• _Given task_: Reproduce the records below exactly as they appear, omitting any pictures they contain.

-- Start of Records supplied --

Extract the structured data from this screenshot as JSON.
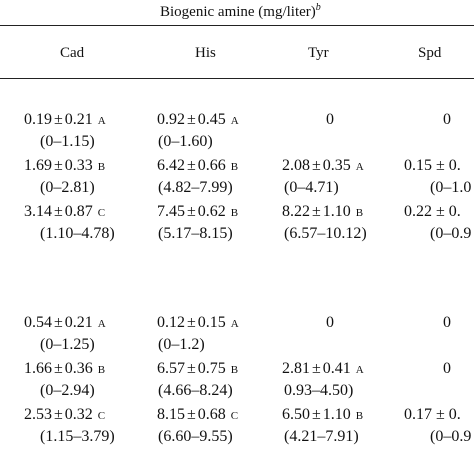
{
  "header": {
    "title": "Biogenic amine (mg/liter)",
    "footnote_mark": "b",
    "columns": [
      "Cad",
      "His",
      "Tyr",
      "Spd"
    ]
  },
  "section1": [
    {
      "cad": {
        "mean": "0.19",
        "sd": "0.21",
        "group": "A",
        "range": "(0–1.15)"
      },
      "his": {
        "mean": "0.92",
        "sd": "0.45",
        "group": "A",
        "range": "(0–1.60)"
      },
      "tyr": {
        "value": "0"
      },
      "spd": {
        "value": "0"
      }
    },
    {
      "cad": {
        "mean": "1.69",
        "sd": "0.33",
        "group": "B",
        "range": "(0–2.81)"
      },
      "his": {
        "mean": "6.42",
        "sd": "0.66",
        "group": "B",
        "range": "(4.82–7.99)"
      },
      "tyr": {
        "mean": "2.08",
        "sd": "0.35",
        "group": "A",
        "range": "(0–4.71)"
      },
      "spd": {
        "partial": "0.15 ± 0.",
        "range_partial": "(0–1.0"
      }
    },
    {
      "cad": {
        "mean": "3.14",
        "sd": "0.87",
        "group": "C",
        "range": "(1.10–4.78)"
      },
      "his": {
        "mean": "7.45",
        "sd": "0.62",
        "group": "B",
        "range": "(5.17–8.15)"
      },
      "tyr": {
        "mean": "8.22",
        "sd": "1.10",
        "group": "B",
        "range": "(6.57–10.12)"
      },
      "spd": {
        "partial": "0.22 ± 0.",
        "range_partial": "(0–0.9"
      }
    }
  ],
  "section2": [
    {
      "cad": {
        "mean": "0.54",
        "sd": "0.21",
        "group": "A",
        "range": "(0–1.25)"
      },
      "his": {
        "mean": "0.12",
        "sd": "0.15",
        "group": "A",
        "range": "(0–1.2)"
      },
      "tyr": {
        "value": "0"
      },
      "spd": {
        "value": "0"
      }
    },
    {
      "cad": {
        "mean": "1.66",
        "sd": "0.36",
        "group": "B",
        "range": "(0–2.94)"
      },
      "his": {
        "mean": "6.57",
        "sd": "0.75",
        "group": "B",
        "range": "(4.66–8.24)"
      },
      "tyr": {
        "mean": "2.81",
        "sd": "0.41",
        "group": "A",
        "range": "0.93–4.50)"
      },
      "spd": {
        "value": "0"
      }
    },
    {
      "cad": {
        "mean": "2.53",
        "sd": "0.32",
        "group": "C",
        "range": "(1.15–3.79)"
      },
      "his": {
        "mean": "8.15",
        "sd": "0.68",
        "group": "C",
        "range": "(6.60–9.55)"
      },
      "tyr": {
        "mean": "6.50",
        "sd": "1.10",
        "group": "B",
        "range": "(4.21–7.91)"
      },
      "spd": {
        "partial": "0.17 ± 0.",
        "range_partial": "(0–0.9"
      }
    }
  ],
  "symbols": {
    "plus_minus": "±"
  }
}
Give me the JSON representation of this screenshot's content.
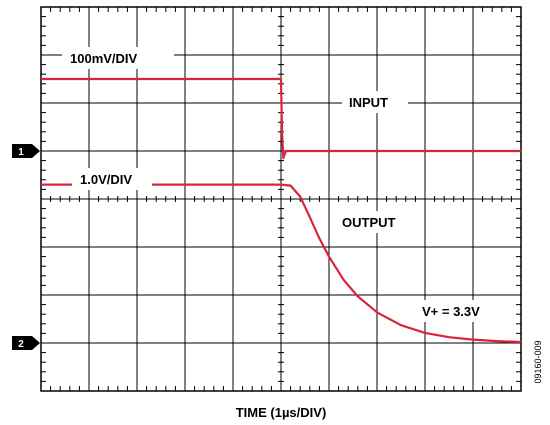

-- End of Records supplied --

• _Answer to the problem_:
Extract the structured data from this screenshot as JSON.
{
  "header": {
    "title": "Biogenic amine (mg/liter)",
    "footnote_mark": "b",
    "columns": [
      "Cad",
      "His",
      "Tyr",
      "Spd"
    ]
  },
  "section1": [
    {
      "cad": {
        "mean": "0.19",
        "sd": "0.21",
        "group": "A",
        "range": "(0–1.15)"
      },
      "his": {
        "mean": "0.92",
        "sd": "0.45",
        "group": "A",
        "range": "(0–1.60)"
      },
      "tyr": {
        "value": "0"
      },
      "spd": {
        "value": "0"
      }
    },
    {
      "cad": {
        "mean": "1.69",
        "sd": "0.33",
        "group": "B",
        "range": "(0–2.81)"
      },
      "his": {
        "mean": "6.42",
        "sd": "0.66",
        "group": "B",
        "range": "(4.82–7.99)"
      },
      "tyr": {
        "mean": "2.08",
        "sd": "0.35",
        "group": "A",
        "range": "(0–4.71)"
      },
      "spd": {
        "partial": "0.15 ± 0.",
        "range_partial": "(0–1.0"
      }
    },
    {
      "cad": {
        "mean": "3.14",
        "sd": "0.87",
        "group": "C",
        "range": "(1.10–4.78)"
      },
      "his": {
        "mean": "7.45",
        "sd": "0.62",
        "group": "B",
        "range": "(5.17–8.15)"
      },
      "tyr": {
        "mean": "8.22",
        "sd": "1.10",
        "group": "B",
        "range": "(6.57–10.12)"
      },
      "spd": {
        "partial": "0.22 ± 0.",
        "range_partial": "(0–0.9"
      }
    }
  ],
  "section2": [
    {
      "cad": {
        "mean": "0.54",
        "sd": "0.21",
        "group": "A",
        "range": "(0–1.25)"
      },
      "his": {
        "mean": "0.12",
        "sd": "0.15",
        "group": "A",
        "range": "(0–1.2)"
      },
      "tyr": {
        "value": "0"
      },
      "spd": {
        "value": "0"
      }
    },
    {
      "cad": {
        "mean": "1.66",
        "sd": "0.36",
        "group": "B",
        "range": "(0–2.94)"
      },
      "his": {
        "mean": "6.57",
        "sd": "0.75",
        "group": "B",
        "range": "(4.66–8.24)"
      },
      "tyr": {
        "mean": "2.81",
        "sd": "0.41",
        "group": "A",
        "range": "0.93–4.50)"
      },
      "spd": {
        "value": "0"
      }
    },
    {
      "cad": {
        "mean": "2.53",
        "sd": "0.32",
        "group": "C",
        "range": "(1.15–3.79)"
      },
      "his": {
        "mean": "8.15",
        "sd": "0.68",
        "group": "C",
        "range": "(6.60–9.55)"
      },
      "tyr": {
        "mean": "6.50",
        "sd": "1.10",
        "group": "B",
        "range": "(4.21–7.91)"
      },
      "spd": {
        "partial": "0.17 ± 0.",
        "range_partial": "(0–0.9"
      }
    }
  ],
  "symbols": {
    "plus_minus": "±"
  }
}
Give me the JSON representation of this screenshot's content.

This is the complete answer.